## Data supplied
* * * * *

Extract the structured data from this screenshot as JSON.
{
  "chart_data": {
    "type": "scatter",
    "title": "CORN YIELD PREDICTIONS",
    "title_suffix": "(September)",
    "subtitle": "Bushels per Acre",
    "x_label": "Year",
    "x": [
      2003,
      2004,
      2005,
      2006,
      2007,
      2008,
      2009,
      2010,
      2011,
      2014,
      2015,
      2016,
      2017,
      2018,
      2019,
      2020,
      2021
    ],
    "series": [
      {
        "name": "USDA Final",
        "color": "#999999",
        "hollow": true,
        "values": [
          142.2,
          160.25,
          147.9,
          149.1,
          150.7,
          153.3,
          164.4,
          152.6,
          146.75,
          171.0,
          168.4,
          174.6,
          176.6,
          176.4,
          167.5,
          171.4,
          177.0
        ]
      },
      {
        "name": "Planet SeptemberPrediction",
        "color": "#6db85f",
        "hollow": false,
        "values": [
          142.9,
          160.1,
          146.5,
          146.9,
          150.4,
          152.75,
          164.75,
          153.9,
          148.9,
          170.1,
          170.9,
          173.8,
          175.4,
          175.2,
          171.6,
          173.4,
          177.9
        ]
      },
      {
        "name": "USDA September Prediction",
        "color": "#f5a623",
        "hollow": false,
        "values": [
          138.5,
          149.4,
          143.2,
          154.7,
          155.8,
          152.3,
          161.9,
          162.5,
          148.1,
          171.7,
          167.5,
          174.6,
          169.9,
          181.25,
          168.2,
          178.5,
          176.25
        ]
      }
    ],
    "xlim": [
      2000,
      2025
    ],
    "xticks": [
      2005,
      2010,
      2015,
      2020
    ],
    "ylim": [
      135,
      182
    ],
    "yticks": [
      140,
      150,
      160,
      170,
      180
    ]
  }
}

* * * * *

## Stated goal
Show every line from the entries above in which "color" appears.

## Task output
        "color": "#999999",
        "color": "#6db85f",
        "color": "#f5a623",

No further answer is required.